- Do this -
In the material below, find how many lines contain the string "Руководителю". Write only that number.
[Records provided start]
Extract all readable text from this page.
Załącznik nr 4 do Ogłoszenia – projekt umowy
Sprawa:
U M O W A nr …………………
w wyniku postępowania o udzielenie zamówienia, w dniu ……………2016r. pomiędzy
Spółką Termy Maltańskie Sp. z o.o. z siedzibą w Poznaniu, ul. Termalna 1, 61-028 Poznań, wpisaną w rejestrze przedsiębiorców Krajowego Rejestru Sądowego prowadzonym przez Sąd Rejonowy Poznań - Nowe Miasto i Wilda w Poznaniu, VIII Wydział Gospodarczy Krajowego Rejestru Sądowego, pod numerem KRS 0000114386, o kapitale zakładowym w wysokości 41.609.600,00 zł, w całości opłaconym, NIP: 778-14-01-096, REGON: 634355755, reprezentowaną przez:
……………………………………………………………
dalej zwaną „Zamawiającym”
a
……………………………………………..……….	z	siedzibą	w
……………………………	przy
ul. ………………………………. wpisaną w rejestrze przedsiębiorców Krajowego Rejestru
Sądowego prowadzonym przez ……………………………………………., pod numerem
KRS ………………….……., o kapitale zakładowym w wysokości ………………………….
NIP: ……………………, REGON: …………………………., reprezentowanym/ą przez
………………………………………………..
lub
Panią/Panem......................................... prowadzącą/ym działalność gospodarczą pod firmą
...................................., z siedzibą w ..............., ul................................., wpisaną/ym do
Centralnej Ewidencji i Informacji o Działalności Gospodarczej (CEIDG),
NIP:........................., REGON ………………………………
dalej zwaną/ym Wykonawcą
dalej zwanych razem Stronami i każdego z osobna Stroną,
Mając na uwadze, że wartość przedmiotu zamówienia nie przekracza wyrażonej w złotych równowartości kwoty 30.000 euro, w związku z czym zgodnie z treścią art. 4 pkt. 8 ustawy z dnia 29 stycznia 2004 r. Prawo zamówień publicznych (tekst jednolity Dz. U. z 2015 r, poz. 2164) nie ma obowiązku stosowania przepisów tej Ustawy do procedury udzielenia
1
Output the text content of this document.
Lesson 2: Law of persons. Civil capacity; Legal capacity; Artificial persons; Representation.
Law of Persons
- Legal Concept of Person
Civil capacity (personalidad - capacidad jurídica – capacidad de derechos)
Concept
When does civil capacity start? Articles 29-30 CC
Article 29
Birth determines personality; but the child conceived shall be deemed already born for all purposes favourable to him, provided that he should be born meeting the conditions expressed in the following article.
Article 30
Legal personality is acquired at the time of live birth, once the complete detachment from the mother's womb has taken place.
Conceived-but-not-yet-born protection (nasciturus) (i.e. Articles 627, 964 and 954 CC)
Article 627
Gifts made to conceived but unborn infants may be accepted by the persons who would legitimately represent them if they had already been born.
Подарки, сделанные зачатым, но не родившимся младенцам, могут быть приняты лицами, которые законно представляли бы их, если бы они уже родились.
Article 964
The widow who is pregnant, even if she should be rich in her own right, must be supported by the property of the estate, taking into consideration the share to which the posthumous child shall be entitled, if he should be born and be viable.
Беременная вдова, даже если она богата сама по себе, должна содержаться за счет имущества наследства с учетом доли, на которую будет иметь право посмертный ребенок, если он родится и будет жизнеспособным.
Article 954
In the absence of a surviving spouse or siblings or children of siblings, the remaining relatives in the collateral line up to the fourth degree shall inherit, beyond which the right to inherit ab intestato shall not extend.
[Records provided end]
[Records provided start]
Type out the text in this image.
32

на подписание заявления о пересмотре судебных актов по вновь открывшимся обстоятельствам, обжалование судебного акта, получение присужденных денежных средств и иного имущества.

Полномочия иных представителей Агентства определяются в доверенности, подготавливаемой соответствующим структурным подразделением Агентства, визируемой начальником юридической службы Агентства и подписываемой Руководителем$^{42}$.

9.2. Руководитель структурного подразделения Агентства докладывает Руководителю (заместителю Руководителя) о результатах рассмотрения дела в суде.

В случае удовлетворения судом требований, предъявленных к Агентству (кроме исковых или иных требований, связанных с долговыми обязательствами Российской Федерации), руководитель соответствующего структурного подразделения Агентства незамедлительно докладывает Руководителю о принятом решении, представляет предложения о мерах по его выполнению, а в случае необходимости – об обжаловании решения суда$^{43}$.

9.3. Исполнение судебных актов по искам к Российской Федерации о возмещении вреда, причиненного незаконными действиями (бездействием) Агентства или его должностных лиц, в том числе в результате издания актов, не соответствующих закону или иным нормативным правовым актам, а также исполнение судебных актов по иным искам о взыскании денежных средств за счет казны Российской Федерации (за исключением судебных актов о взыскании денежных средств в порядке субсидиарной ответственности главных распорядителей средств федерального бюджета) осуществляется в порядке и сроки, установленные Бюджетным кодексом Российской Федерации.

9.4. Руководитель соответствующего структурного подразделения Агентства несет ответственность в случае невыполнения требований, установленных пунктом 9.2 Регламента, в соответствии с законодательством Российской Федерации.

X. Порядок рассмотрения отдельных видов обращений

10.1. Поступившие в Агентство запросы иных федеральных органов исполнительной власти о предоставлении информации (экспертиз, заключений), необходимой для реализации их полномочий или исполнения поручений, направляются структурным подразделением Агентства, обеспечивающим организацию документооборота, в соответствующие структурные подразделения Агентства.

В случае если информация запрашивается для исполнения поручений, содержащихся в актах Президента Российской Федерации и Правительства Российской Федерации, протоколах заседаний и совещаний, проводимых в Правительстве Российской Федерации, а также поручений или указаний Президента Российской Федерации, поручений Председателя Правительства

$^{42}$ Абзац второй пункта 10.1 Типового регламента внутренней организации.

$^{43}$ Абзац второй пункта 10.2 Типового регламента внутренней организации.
[Records provided end]
[Records provided start]
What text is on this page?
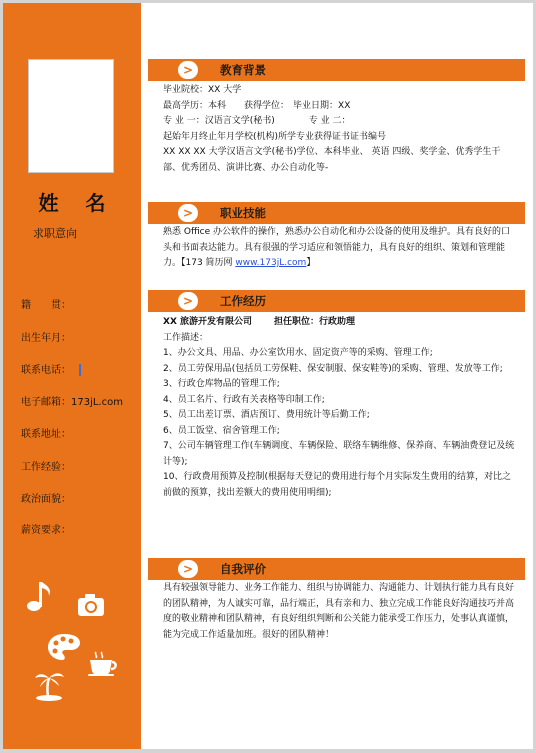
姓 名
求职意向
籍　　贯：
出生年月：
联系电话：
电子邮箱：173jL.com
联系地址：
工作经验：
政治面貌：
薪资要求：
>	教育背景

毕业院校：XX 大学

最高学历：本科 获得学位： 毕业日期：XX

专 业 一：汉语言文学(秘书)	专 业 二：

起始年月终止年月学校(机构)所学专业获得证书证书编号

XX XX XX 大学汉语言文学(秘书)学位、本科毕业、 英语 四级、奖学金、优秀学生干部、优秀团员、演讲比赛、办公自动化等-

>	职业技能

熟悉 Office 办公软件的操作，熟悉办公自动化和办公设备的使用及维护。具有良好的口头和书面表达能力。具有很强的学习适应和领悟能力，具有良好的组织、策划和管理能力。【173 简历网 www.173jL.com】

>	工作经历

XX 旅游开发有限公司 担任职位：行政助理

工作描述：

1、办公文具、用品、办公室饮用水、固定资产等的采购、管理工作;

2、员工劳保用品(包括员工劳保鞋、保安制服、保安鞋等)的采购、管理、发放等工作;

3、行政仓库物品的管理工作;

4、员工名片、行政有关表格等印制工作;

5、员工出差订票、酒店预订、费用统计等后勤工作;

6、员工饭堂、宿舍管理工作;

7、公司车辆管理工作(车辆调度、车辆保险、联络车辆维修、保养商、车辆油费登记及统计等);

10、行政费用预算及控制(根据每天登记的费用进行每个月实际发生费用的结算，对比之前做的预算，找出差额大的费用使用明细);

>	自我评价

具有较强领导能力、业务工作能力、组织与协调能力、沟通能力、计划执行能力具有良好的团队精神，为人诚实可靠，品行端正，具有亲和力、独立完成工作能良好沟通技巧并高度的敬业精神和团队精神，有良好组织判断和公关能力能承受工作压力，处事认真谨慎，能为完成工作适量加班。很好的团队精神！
[Records provided end]
- Task result -
2